Stated task =>
Set down the full listing exactly as given. Any pictures are to be left out.

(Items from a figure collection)
+---+

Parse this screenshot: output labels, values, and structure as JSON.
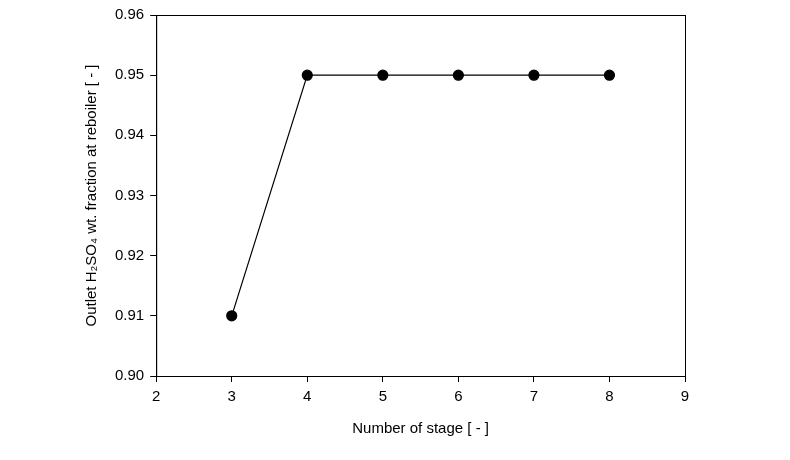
{
  "chart_data": {
    "type": "line",
    "x_label": "Number of stage [ - ]",
    "y_label": "Outlet H₂SO₄ wt. fraction at reboiler [ - ]",
    "x": [
      3,
      4,
      5,
      6,
      7,
      8
    ],
    "values": [
      0.91,
      0.95,
      0.95,
      0.95,
      0.95,
      0.95
    ],
    "color": "#000000",
    "marker": "circle",
    "line_style": "solid",
    "xlim": [
      2,
      9
    ],
    "xticks": [
      2,
      3,
      4,
      5,
      6,
      7,
      8,
      9
    ],
    "ylim": [
      0.9,
      0.96
    ],
    "yticks": [
      {
        "value": 0.9,
        "label": "0.90"
      },
      0.91,
      0.92,
      0.93,
      0.94,
      0.95,
      0.96
    ],
    "grid": false
  }
}
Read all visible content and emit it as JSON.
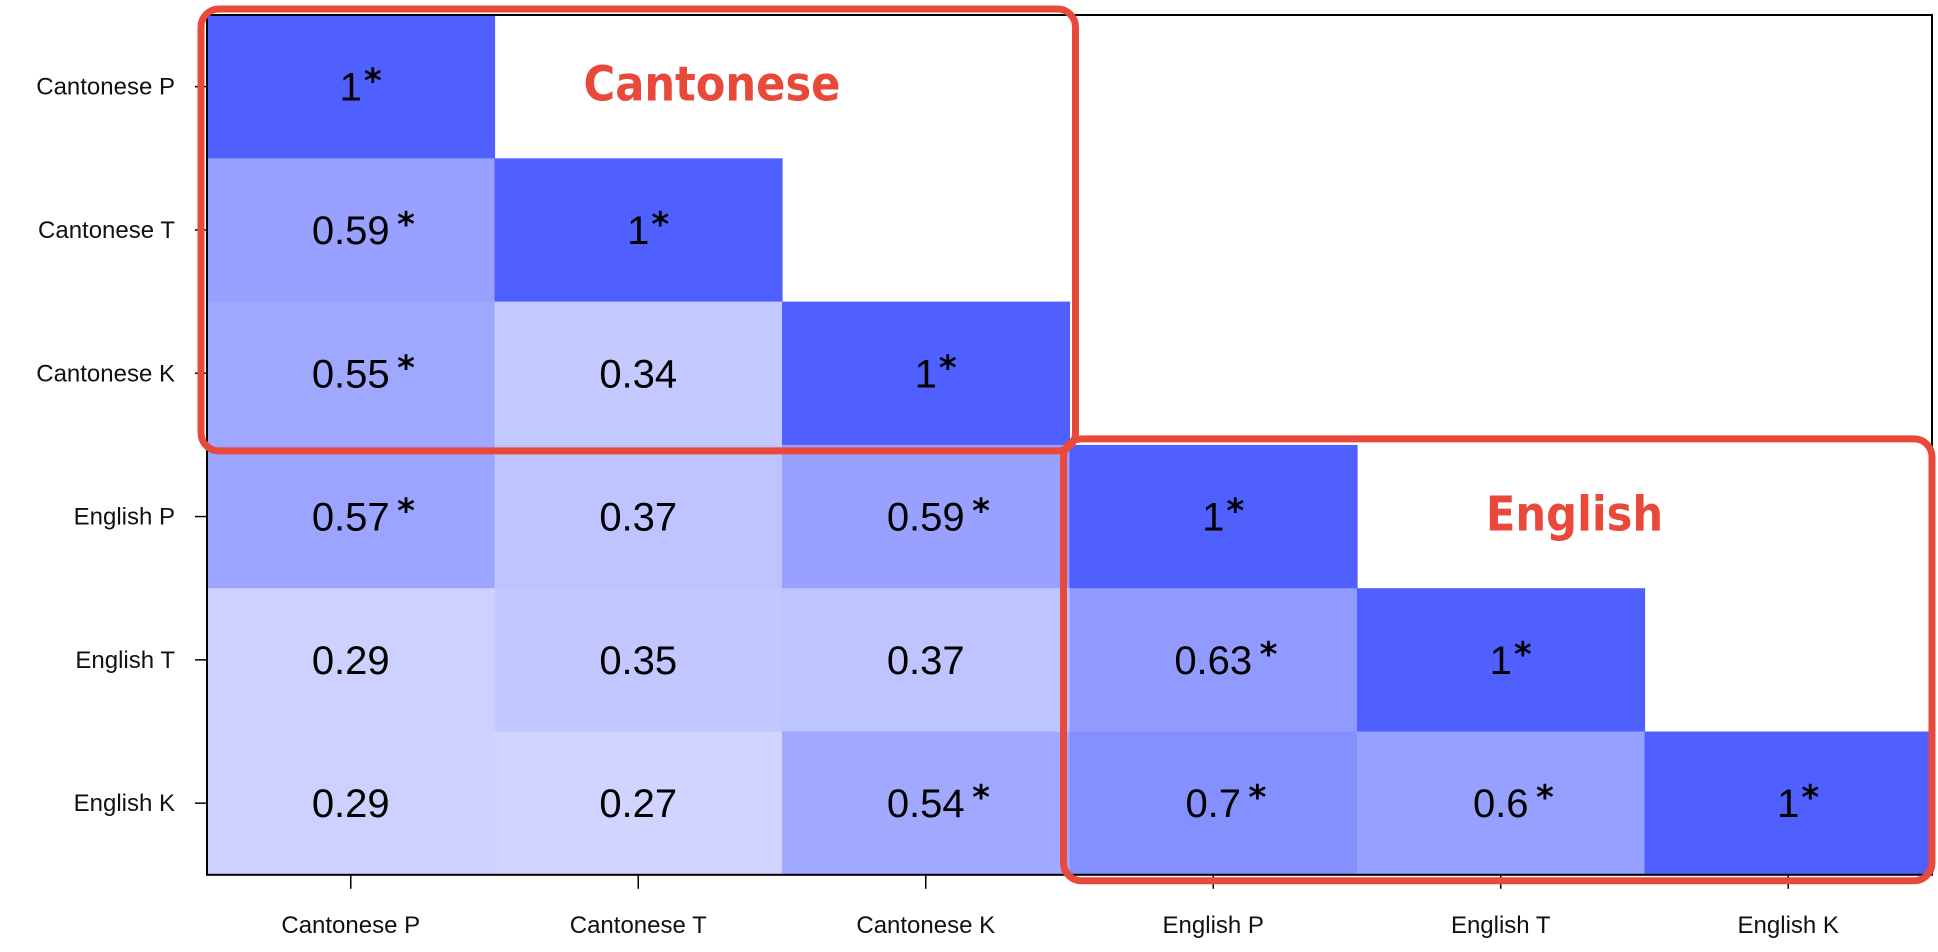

+---+

In response =>
Parse this screenshot: output labels, values, and structure as JSON.
{
  "chart_data": {
    "type": "line",
    "x_label": "Number of stage [ - ]",
    "y_label": "Outlet H₂SO₄ wt. fraction at reboiler [ - ]",
    "x": [
      3,
      4,
      5,
      6,
      7,
      8
    ],
    "values": [
      0.91,
      0.95,
      0.95,
      0.95,
      0.95,
      0.95
    ],
    "color": "#000000",
    "marker": "circle",
    "line_style": "solid",
    "xlim": [
      2,
      9
    ],
    "xticks": [
      2,
      3,
      4,
      5,
      6,
      7,
      8,
      9
    ],
    "ylim": [
      0.9,
      0.96
    ],
    "yticks": [
      {
        "value": 0.9,
        "label": "0.90"
      },
      0.91,
      0.92,
      0.93,
      0.94,
      0.95,
      0.96
    ],
    "grid": false
  }
}
Read all visible content and emit it as JSON.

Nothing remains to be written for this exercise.